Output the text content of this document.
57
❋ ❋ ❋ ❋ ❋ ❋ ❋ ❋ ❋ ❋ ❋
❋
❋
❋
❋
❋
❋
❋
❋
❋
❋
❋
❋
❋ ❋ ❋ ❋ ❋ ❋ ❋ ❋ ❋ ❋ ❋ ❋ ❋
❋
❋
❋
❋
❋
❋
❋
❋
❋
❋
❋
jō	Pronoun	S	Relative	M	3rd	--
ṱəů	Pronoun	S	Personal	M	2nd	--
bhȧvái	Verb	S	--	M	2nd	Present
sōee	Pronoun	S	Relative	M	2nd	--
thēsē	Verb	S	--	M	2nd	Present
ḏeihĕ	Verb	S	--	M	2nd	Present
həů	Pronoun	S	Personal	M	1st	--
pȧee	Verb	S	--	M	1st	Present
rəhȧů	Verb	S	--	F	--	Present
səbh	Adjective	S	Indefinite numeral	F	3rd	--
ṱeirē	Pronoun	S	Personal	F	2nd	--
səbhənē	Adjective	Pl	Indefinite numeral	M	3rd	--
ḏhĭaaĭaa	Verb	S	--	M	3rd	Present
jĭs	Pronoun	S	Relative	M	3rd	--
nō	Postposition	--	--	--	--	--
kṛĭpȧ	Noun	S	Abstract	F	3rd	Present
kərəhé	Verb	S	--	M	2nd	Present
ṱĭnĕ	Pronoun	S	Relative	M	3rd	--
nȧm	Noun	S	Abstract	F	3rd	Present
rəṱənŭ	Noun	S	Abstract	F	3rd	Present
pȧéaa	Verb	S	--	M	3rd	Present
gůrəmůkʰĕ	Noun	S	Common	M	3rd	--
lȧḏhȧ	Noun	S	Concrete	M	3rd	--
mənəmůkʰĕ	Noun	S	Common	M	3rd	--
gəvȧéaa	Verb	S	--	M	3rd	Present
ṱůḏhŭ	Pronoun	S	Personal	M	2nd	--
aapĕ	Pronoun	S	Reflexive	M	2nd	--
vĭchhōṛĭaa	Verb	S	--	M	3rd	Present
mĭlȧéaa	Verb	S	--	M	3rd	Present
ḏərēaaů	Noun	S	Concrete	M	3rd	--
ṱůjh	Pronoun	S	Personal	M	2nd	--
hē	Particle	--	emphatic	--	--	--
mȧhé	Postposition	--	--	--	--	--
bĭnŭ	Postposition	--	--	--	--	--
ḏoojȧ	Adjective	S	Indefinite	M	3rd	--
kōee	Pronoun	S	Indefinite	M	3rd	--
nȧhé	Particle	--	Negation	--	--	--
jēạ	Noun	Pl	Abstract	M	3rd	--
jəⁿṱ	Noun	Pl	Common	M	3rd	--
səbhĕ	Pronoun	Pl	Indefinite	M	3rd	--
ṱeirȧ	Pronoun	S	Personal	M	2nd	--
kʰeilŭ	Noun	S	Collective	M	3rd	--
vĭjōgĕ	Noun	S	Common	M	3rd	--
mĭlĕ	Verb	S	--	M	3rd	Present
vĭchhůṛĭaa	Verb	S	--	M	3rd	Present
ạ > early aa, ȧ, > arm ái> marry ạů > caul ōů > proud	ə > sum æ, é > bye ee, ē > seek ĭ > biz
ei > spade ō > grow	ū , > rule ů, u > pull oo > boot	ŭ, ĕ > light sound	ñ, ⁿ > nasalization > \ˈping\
=======
__TO DO__. Extract each entry in full, exactly as given.

__COMPLETE OUTPUT__.
Output the text content of this document.
57
❋ ❋ ❋ ❋ ❋ ❋ ❋ ❋ ❋ ❋ ❋
❋
❋
❋
❋
❋
❋
❋
❋
❋
❋
❋
❋
❋ ❋ ❋ ❋ ❋ ❋ ❋ ❋ ❋ ❋ ❋ ❋ ❋
❋
❋
❋
❋
❋
❋
❋
❋
❋
❋
❋
jō	Pronoun	S	Relative	M	3rd	--
ṱəů	Pronoun	S	Personal	M	2nd	--
bhȧvái	Verb	S	--	M	2nd	Present
sōee	Pronoun	S	Relative	M	2nd	--
thēsē	Verb	S	--	M	2nd	Present
ḏeihĕ	Verb	S	--	M	2nd	Present
həů	Pronoun	S	Personal	M	1st	--
pȧee	Verb	S	--	M	1st	Present
rəhȧů	Verb	S	--	F	--	Present
səbh	Adjective	S	Indefinite numeral	F	3rd	--
ṱeirē	Pronoun	S	Personal	F	2nd	--
səbhənē	Adjective	Pl	Indefinite numeral	M	3rd	--
ḏhĭaaĭaa	Verb	S	--	M	3rd	Present
jĭs	Pronoun	S	Relative	M	3rd	--
nō	Postposition	--	--	--	--	--
kṛĭpȧ	Noun	S	Abstract	F	3rd	Present
kərəhé	Verb	S	--	M	2nd	Present
ṱĭnĕ	Pronoun	S	Relative	M	3rd	--
nȧm	Noun	S	Abstract	F	3rd	Present
rəṱənŭ	Noun	S	Abstract	F	3rd	Present
pȧéaa	Verb	S	--	M	3rd	Present
gůrəmůkʰĕ	Noun	S	Common	M	3rd	--
lȧḏhȧ	Noun	S	Concrete	M	3rd	--
mənəmůkʰĕ	Noun	S	Common	M	3rd	--
gəvȧéaa	Verb	S	--	M	3rd	Present
ṱůḏhŭ	Pronoun	S	Personal	M	2nd	--
aapĕ	Pronoun	S	Reflexive	M	2nd	--
vĭchhōṛĭaa	Verb	S	--	M	3rd	Present
mĭlȧéaa	Verb	S	--	M	3rd	Present
ḏərēaaů	Noun	S	Concrete	M	3rd	--
ṱůjh	Pronoun	S	Personal	M	2nd	--
hē	Particle	--	emphatic	--	--	--
mȧhé	Postposition	--	--	--	--	--
bĭnŭ	Postposition	--	--	--	--	--
ḏoojȧ	Adjective	S	Indefinite	M	3rd	--
kōee	Pronoun	S	Indefinite	M	3rd	--
nȧhé	Particle	--	Negation	--	--	--
jēạ	Noun	Pl	Abstract	M	3rd	--
jəⁿṱ	Noun	Pl	Common	M	3rd	--
səbhĕ	Pronoun	Pl	Indefinite	M	3rd	--
ṱeirȧ	Pronoun	S	Personal	M	2nd	--
kʰeilŭ	Noun	S	Collective	M	3rd	--
vĭjōgĕ	Noun	S	Common	M	3rd	--
mĭlĕ	Verb	S	--	M	3rd	Present
vĭchhůṛĭaa	Verb	S	--	M	3rd	Present
ạ > early aa, ȧ, > arm ái> marry ạů > caul ōů > proud	ə > sum æ, é > bye ee, ē > seek ĭ > biz
ei > spade ō > grow	ū , > rule ů, u > pull oo > boot	ŭ, ĕ > light sound	ñ, ⁿ > nasalization > \ˈping\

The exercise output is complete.